Problem description:
Write out, unchanged, the rows starting with the line that contains "515, 107, 534]" and going on through the line that contains "128, 107, 147]", including both of those lines.
— start of Dataset extract —
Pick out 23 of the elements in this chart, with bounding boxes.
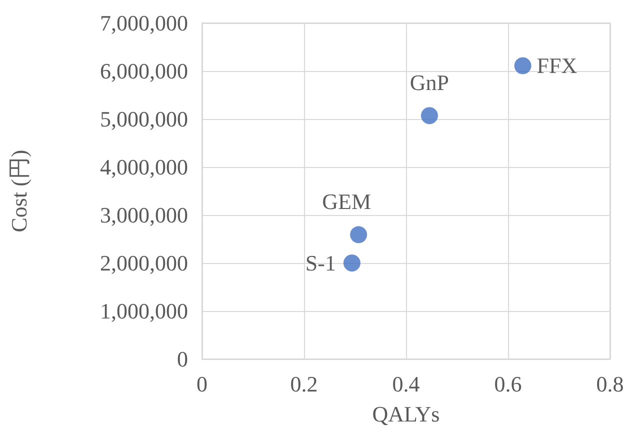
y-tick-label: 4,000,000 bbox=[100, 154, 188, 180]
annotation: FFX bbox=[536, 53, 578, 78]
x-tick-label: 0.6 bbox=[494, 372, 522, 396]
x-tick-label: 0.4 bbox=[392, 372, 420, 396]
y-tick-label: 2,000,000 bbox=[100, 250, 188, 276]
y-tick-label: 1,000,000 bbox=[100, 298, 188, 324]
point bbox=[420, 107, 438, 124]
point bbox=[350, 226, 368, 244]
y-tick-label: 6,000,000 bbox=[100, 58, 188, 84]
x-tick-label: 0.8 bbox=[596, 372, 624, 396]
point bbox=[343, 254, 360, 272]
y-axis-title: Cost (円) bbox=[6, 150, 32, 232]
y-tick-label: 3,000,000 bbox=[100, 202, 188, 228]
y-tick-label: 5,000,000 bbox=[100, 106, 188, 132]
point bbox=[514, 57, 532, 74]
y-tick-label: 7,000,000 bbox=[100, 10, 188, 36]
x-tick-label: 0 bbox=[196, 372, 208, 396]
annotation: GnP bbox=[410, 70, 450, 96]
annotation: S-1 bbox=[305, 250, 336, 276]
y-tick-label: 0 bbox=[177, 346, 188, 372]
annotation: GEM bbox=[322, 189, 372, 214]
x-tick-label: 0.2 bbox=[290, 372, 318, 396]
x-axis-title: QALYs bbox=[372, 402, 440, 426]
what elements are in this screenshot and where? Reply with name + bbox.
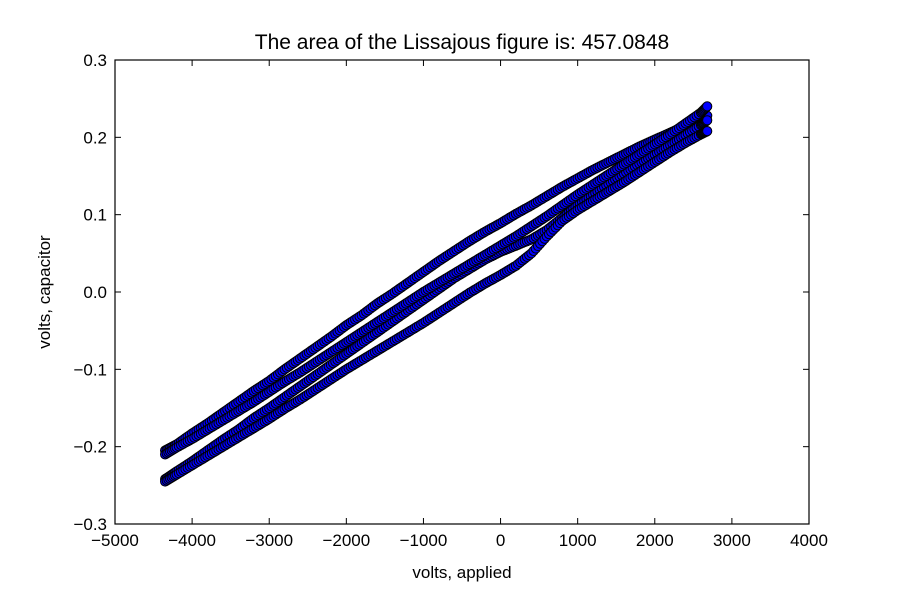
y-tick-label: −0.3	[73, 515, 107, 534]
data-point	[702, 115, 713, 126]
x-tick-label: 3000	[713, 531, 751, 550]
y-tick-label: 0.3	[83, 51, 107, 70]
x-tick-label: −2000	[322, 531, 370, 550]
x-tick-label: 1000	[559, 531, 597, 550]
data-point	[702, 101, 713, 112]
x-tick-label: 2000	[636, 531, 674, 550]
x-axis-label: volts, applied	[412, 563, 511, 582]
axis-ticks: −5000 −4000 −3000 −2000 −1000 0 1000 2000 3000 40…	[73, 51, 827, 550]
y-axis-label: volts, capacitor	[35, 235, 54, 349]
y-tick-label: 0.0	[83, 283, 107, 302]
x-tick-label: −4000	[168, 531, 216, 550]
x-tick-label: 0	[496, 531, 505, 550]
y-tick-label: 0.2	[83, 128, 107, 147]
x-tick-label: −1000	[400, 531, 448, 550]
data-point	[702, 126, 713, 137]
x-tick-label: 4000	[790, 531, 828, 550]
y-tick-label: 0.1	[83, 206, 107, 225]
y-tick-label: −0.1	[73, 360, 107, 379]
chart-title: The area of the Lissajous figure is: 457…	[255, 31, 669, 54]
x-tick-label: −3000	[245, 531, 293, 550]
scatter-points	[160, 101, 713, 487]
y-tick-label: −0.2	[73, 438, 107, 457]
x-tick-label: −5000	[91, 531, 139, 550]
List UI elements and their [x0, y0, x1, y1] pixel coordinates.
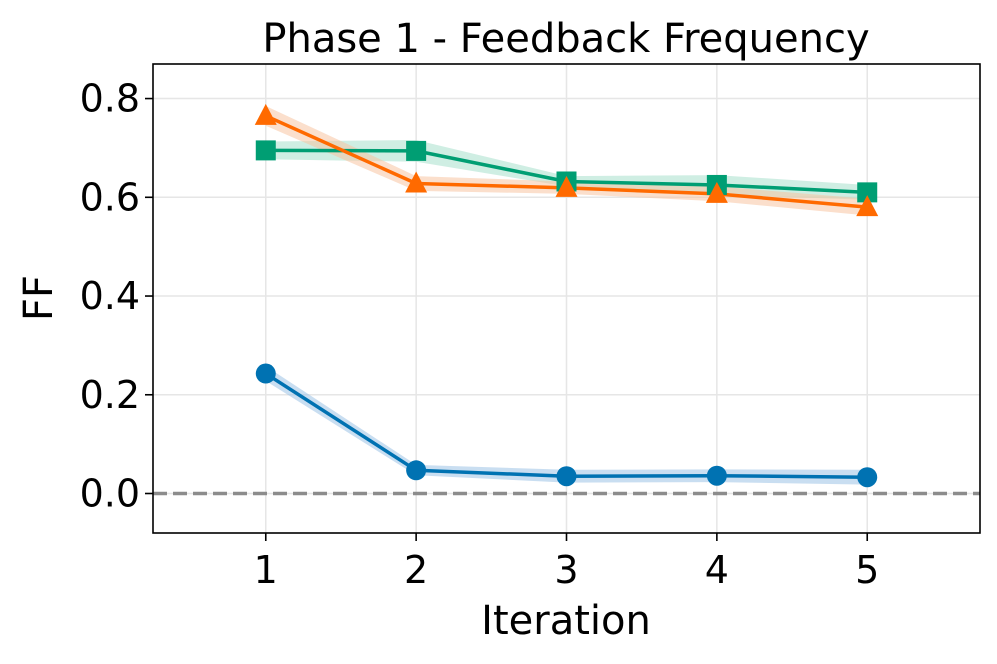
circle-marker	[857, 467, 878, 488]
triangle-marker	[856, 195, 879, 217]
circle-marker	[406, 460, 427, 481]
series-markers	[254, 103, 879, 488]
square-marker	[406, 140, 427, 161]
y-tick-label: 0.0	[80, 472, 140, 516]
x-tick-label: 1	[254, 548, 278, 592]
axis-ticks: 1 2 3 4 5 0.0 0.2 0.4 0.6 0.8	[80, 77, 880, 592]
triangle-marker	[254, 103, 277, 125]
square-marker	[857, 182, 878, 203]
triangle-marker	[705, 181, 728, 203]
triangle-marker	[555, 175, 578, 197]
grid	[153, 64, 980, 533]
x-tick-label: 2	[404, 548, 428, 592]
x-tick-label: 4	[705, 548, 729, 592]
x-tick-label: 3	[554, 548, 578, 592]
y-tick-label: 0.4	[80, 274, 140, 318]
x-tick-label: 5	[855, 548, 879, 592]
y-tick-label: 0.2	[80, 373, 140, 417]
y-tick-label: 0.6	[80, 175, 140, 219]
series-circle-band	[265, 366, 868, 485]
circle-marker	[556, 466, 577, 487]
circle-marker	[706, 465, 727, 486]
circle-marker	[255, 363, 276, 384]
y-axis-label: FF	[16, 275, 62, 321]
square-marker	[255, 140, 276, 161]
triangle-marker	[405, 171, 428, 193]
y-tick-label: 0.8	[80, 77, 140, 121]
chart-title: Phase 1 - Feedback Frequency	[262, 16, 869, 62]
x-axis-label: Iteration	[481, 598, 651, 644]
— end of Dataset extract —
— start of Dataset extract —
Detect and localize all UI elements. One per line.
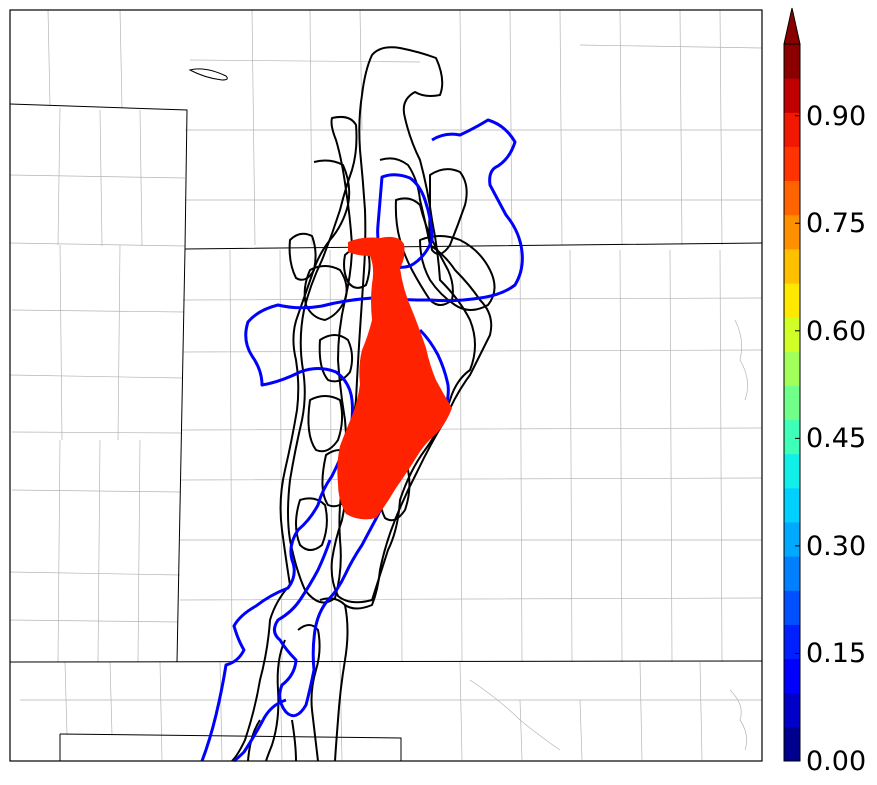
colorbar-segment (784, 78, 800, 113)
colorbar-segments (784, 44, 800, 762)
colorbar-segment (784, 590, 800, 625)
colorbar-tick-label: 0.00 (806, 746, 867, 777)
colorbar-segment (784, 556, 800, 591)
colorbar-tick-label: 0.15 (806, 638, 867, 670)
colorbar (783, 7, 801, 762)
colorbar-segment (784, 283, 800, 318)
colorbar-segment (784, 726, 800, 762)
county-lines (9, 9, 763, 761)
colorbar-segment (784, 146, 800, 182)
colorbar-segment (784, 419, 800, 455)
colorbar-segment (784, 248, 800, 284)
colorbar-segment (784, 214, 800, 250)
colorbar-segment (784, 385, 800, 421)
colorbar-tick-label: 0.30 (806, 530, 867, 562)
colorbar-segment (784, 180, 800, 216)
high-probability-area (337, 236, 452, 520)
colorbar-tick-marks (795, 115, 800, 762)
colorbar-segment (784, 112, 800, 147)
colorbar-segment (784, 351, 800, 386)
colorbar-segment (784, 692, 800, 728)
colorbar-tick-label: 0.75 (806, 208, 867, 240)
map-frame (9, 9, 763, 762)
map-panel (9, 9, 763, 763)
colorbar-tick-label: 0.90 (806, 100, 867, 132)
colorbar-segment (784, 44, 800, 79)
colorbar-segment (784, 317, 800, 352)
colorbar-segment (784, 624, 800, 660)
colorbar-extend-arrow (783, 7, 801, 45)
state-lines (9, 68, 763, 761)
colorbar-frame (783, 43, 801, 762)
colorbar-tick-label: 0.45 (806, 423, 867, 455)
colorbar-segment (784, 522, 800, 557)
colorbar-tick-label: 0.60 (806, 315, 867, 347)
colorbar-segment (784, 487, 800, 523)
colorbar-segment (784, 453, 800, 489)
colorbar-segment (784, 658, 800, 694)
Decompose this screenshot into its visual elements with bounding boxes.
— end of Dataset extract —
Completed exercise:
y-tick-label: −0.3	[73, 515, 107, 534]
data-point	[702, 115, 713, 126]
x-tick-label: 3000	[713, 531, 751, 550]
y-tick-label: 0.3	[83, 51, 107, 70]
x-tick-label: −2000	[322, 531, 370, 550]
x-tick-label: 1000	[559, 531, 597, 550]
data-point	[702, 101, 713, 112]
x-tick-label: 2000	[636, 531, 674, 550]
x-axis-label: volts, applied	[412, 563, 511, 582]
axis-ticks: −5000 −4000 −3000 −2000 −1000 0 1000 2000 3000 40…	[73, 51, 827, 550]
y-axis-label: volts, capacitor	[35, 235, 54, 349]
y-tick-label: 0.0	[83, 283, 107, 302]
x-tick-label: −4000	[168, 531, 216, 550]
x-tick-label: 0	[496, 531, 505, 550]
y-tick-label: 0.2	[83, 128, 107, 147]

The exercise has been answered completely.